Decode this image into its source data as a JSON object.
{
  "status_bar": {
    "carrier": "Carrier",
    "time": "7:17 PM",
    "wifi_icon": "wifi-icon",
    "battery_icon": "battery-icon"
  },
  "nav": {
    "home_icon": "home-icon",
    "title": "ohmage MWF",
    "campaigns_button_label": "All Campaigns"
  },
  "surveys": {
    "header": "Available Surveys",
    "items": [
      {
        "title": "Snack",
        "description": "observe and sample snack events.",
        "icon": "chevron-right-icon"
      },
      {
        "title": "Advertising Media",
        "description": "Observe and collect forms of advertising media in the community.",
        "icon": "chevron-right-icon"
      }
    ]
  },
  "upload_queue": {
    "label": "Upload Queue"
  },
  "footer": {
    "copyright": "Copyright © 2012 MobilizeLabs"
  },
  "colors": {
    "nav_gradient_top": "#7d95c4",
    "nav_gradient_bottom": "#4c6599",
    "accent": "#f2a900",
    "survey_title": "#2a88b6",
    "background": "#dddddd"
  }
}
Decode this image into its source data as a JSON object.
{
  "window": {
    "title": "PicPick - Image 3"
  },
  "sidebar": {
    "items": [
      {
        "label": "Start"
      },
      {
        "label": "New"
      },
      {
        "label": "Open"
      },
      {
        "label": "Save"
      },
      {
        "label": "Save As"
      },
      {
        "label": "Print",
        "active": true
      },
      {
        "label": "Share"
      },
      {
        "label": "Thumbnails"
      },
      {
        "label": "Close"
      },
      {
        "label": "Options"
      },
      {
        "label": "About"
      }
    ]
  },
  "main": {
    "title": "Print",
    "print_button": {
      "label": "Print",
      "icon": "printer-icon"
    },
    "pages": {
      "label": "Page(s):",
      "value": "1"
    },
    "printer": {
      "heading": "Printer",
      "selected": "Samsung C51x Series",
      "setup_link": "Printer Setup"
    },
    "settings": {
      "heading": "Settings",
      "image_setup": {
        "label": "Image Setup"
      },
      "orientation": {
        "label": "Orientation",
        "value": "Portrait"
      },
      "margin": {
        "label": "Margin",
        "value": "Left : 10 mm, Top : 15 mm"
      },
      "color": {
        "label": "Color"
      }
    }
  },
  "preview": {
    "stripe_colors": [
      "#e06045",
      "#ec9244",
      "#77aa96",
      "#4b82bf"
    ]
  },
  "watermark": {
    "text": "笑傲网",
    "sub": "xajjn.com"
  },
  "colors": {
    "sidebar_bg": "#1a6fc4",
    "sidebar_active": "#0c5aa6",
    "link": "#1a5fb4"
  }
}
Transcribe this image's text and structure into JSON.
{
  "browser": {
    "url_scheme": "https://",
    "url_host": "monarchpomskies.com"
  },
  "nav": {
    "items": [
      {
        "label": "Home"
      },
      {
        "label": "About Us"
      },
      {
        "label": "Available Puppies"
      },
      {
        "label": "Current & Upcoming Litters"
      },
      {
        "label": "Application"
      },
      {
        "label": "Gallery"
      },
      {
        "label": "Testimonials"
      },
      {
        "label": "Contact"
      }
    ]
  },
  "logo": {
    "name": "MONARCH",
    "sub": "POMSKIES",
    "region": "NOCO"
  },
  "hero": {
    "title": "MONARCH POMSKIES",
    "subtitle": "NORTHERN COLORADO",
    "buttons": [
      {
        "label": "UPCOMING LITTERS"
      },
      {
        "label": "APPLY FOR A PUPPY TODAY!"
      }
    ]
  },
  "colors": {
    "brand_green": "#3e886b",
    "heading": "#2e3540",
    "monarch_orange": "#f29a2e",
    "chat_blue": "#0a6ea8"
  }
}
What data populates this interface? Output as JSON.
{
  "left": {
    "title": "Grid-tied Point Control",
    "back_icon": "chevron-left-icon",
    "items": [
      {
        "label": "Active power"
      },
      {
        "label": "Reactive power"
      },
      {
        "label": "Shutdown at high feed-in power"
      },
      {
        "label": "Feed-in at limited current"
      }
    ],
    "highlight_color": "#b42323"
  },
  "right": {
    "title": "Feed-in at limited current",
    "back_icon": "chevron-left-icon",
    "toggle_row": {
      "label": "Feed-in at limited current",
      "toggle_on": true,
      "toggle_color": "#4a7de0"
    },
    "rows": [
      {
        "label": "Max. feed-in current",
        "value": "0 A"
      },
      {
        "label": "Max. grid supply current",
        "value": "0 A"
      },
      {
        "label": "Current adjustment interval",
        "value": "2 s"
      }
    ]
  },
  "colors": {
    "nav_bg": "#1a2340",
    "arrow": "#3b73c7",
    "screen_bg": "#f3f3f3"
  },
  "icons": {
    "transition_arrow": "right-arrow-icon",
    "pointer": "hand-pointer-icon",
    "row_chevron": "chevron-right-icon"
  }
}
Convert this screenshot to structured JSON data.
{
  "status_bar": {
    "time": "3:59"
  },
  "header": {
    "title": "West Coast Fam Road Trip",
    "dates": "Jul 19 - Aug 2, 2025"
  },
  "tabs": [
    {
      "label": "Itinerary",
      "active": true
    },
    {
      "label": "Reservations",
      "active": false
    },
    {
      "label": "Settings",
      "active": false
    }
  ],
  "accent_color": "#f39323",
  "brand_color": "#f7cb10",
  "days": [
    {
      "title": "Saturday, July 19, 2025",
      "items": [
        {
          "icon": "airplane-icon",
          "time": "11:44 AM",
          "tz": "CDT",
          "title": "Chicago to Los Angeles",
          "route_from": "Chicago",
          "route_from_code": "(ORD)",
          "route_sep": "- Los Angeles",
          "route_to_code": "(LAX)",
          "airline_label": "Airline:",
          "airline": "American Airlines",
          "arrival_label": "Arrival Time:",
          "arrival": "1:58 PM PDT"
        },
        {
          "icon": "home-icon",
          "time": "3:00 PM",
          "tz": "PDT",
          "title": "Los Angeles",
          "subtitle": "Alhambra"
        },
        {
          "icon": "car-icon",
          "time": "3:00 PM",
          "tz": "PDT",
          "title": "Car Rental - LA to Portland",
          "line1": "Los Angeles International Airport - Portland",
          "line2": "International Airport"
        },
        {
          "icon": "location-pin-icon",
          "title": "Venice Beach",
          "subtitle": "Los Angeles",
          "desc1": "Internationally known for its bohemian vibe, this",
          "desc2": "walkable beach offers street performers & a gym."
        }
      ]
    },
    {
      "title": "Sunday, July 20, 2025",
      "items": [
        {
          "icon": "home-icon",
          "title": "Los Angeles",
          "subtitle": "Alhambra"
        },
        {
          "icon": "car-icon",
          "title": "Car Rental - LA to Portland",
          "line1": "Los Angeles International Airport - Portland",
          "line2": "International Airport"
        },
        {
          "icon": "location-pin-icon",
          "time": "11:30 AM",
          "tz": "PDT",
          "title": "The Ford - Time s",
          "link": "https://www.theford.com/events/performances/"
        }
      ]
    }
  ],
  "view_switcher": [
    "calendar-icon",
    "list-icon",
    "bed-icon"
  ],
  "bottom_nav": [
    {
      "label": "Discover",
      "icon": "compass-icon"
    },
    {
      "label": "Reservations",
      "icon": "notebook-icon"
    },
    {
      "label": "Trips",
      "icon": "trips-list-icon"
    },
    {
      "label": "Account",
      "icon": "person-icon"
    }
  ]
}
■ ■ ■ ■ ■ ■ ■
Exercise aim
Please repeat the material above, word for word and in full.

Response for this exercise
Decode this image into its source data as a JSON object.
{
  "status_bar": {
    "carrier": "Carrier",
    "time": "7:17 PM",
    "wifi_icon": "wifi-icon",
    "battery_icon": "battery-icon"
  },
  "nav": {
    "home_icon": "home-icon",
    "title": "ohmage MWF",
    "campaigns_button_label": "All Campaigns"
  },
  "surveys": {
    "header": "Available Surveys",
    "items": [
      {
        "title": "Snack",
        "description": "observe and sample snack events.",
        "icon": "chevron-right-icon"
      },
      {
        "title": "Advertising Media",
        "description": "Observe and collect forms of advertising media in the community.",
        "icon": "chevron-right-icon"
      }
    ]
  },
  "upload_queue": {
    "label": "Upload Queue"
  },
  "footer": {
    "copyright": "Copyright © 2012 MobilizeLabs"
  },
  "colors": {
    "nav_gradient_top": "#7d95c4",
    "nav_gradient_bottom": "#4c6599",
    "accent": "#f2a900",
    "survey_title": "#2a88b6",
    "background": "#dddddd"
  }
}
Decode this image into its source data as a JSON object.
{
  "window": {
    "title": "PicPick - Image 3"
  },
  "sidebar": {
    "items": [
      {
        "label": "Start"
      },
      {
        "label": "New"
      },
      {
        "label": "Open"
      },
      {
        "label": "Save"
      },
      {
        "label": "Save As"
      },
      {
        "label": "Print",
        "active": true
      },
      {
        "label": "Share"
      },
      {
        "label": "Thumbnails"
      },
      {
        "label": "Close"
      },
      {
        "label": "Options"
      },
      {
        "label": "About"
      }
    ]
  },
  "main": {
    "title": "Print",
    "print_button": {
      "label": "Print",
      "icon": "printer-icon"
    },
    "pages": {
      "label": "Page(s):",
      "value": "1"
    },
    "printer": {
      "heading": "Printer",
      "selected": "Samsung C51x Series",
      "setup_link": "Printer Setup"
    },
    "settings": {
      "heading": "Settings",
      "image_setup": {
        "label": "Image Setup"
      },
      "orientation": {
        "label": "Orientation",
        "value": "Portrait"
      },
      "margin": {
        "label": "Margin",
        "value": "Left : 10 mm, Top : 15 mm"
      },
      "color": {
        "label": "Color"
      }
    }
  },
  "preview": {
    "stripe_colors": [
      "#e06045",
      "#ec9244",
      "#77aa96",
      "#4b82bf"
    ]
  },
  "watermark": {
    "text": "笑傲网",
    "sub": "xajjn.com"
  },
  "colors": {
    "sidebar_bg": "#1a6fc4",
    "sidebar_active": "#0c5aa6",
    "link": "#1a5fb4"
  }
}
Transcribe this image's text and structure into JSON.
{
  "browser": {
    "url_scheme": "https://",
    "url_host": "monarchpomskies.com"
  },
  "nav": {
    "items": [
      {
        "label": "Home"
      },
      {
        "label": "About Us"
      },
      {
        "label": "Available Puppies"
      },
      {
        "label": "Current & Upcoming Litters"
      },
      {
        "label": "Application"
      },
      {
        "label": "Gallery"
      },
      {
        "label": "Testimonials"
      },
      {
        "label": "Contact"
      }
    ]
  },
  "logo": {
    "name": "MONARCH",
    "sub": "POMSKIES",
    "region": "NOCO"
  },
  "hero": {
    "title": "MONARCH POMSKIES",
    "subtitle": "NORTHERN COLORADO",
    "buttons": [
      {
        "label": "UPCOMING LITTERS"
      },
      {
        "label": "APPLY FOR A PUPPY TODAY!"
      }
    ]
  },
  "colors": {
    "brand_green": "#3e886b",
    "heading": "#2e3540",
    "monarch_orange": "#f29a2e",
    "chat_blue": "#0a6ea8"
  }
}
What data populates this interface? Output as JSON.
{
  "left": {
    "title": "Grid-tied Point Control",
    "back_icon": "chevron-left-icon",
    "items": [
      {
        "label": "Active power"
      },
      {
        "label": "Reactive power"
      },
      {
        "label": "Shutdown at high feed-in power"
      },
      {
        "label": "Feed-in at limited current"
      }
    ],
    "highlight_color": "#b42323"
  },
  "right": {
    "title": "Feed-in at limited current",
    "back_icon": "chevron-left-icon",
    "toggle_row": {
      "label": "Feed-in at limited current",
      "toggle_on": true,
      "toggle_color": "#4a7de0"
    },
    "rows": [
      {
        "label": "Max. feed-in current",
        "value": "0 A"
      },
      {
        "label": "Max. grid supply current",
        "value": "0 A"
      },
      {
        "label": "Current adjustment interval",
        "value": "2 s"
      }
    ]
  },
  "colors": {
    "nav_bg": "#1a2340",
    "arrow": "#3b73c7",
    "screen_bg": "#f3f3f3"
  },
  "icons": {
    "transition_arrow": "right-arrow-icon",
    "pointer": "hand-pointer-icon",
    "row_chevron": "chevron-right-icon"
  }
}
Convert this screenshot to structured JSON data.
{
  "status_bar": {
    "time": "3:59"
  },
  "header": {
    "title": "West Coast Fam Road Trip",
    "dates": "Jul 19 - Aug 2, 2025"
  },
  "tabs": [
    {
      "label": "Itinerary",
      "active": true
    },
    {
      "label": "Reservations",
      "active": false
    },
    {
      "label": "Settings",
      "active": false
    }
  ],
  "accent_color": "#f39323",
  "brand_color": "#f7cb10",
  "days": [
    {
      "title": "Saturday, July 19, 2025",
      "items": [
        {
          "icon": "airplane-icon",
          "time": "11:44 AM",
          "tz": "CDT",
          "title": "Chicago to Los Angeles",
          "route_from": "Chicago",
          "route_from_code": "(ORD)",
          "route_sep": "- Los Angeles",
          "route_to_code": "(LAX)",
          "airline_label": "Airline:",
          "airline": "American Airlines",
          "arrival_label": "Arrival Time:",
          "arrival": "1:58 PM PDT"
        },
        {
          "icon": "home-icon",
          "time": "3:00 PM",
          "tz": "PDT",
          "title": "Los Angeles",
          "subtitle": "Alhambra"
        },
        {
          "icon": "car-icon",
          "time": "3:00 PM",
          "tz": "PDT",
          "title": "Car Rental - LA to Portland",
          "line1": "Los Angeles International Airport - Portland",
          "line2": "International Airport"
        },
        {
          "icon": "location-pin-icon",
          "title": "Venice Beach",
          "subtitle": "Los Angeles",
          "desc1": "Internationally known for its bohemian vibe, this",
          "desc2": "walkable beach offers street performers & a gym."
        }
      ]
    },
    {
      "title": "Sunday, July 20, 2025",
      "items": [
        {
          "icon": "home-icon",
          "title": "Los Angeles",
          "subtitle": "Alhambra"
        },
        {
          "icon": "car-icon",
          "title": "Car Rental - LA to Portland",
          "line1": "Los Angeles International Airport - Portland",
          "line2": "International Airport"
        },
        {
          "icon": "location-pin-icon",
          "time": "11:30 AM",
          "tz": "PDT",
          "title": "The Ford - Time s",
          "link": "https://www.theford.com/events/performances/"
        }
      ]
    }
  ],
  "view_switcher": [
    "calendar-icon",
    "list-icon",
    "bed-icon"
  ],
  "bottom_nav": [
    {
      "label": "Discover",
      "icon": "compass-icon"
    },
    {
      "label": "Reservations",
      "icon": "notebook-icon"
    },
    {
      "label": "Trips",
      "icon": "trips-list-icon"
    },
    {
      "label": "Account",
      "icon": "person-icon"
    }
  ]
}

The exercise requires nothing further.